Listed records:
::::
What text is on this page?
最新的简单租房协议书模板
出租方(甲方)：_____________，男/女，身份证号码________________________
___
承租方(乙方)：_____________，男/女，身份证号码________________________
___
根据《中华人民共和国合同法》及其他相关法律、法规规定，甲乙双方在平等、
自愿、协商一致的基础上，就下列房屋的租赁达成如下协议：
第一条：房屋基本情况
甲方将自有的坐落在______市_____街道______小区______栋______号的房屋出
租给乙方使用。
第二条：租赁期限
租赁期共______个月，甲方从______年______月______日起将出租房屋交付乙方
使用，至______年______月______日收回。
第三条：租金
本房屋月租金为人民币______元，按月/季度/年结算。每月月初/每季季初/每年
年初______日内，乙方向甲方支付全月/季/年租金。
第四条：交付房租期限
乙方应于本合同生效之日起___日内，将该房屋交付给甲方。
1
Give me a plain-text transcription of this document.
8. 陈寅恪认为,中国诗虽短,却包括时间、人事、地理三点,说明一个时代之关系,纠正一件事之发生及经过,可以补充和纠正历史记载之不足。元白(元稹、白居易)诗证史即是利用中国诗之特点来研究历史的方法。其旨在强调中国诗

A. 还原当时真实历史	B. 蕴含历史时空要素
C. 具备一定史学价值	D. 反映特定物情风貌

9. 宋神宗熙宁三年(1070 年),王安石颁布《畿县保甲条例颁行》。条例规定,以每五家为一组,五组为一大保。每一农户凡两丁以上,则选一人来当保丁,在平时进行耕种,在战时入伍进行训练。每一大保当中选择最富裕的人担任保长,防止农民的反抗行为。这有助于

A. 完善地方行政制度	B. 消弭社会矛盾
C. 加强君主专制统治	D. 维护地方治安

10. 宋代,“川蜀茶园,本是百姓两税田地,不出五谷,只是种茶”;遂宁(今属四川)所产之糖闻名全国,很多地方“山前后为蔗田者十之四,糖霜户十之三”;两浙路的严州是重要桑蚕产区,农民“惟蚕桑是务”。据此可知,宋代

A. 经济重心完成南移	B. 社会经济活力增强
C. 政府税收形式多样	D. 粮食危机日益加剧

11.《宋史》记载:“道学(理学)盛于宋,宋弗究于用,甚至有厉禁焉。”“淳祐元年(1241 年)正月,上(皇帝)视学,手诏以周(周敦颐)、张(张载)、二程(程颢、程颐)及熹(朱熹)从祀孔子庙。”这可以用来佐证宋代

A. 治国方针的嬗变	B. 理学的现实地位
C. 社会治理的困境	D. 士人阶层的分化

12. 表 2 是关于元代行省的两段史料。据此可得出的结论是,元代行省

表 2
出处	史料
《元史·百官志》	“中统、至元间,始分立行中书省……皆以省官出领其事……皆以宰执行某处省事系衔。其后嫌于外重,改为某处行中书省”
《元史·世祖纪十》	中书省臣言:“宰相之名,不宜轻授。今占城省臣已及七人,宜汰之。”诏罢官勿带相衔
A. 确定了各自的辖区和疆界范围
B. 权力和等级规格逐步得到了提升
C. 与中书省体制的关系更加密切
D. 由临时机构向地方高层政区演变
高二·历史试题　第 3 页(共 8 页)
::::
Exercise details: Pick out each line containing "text" and report it.

Completed task:
What text is on this page?
Give me a plain-text transcription of this document.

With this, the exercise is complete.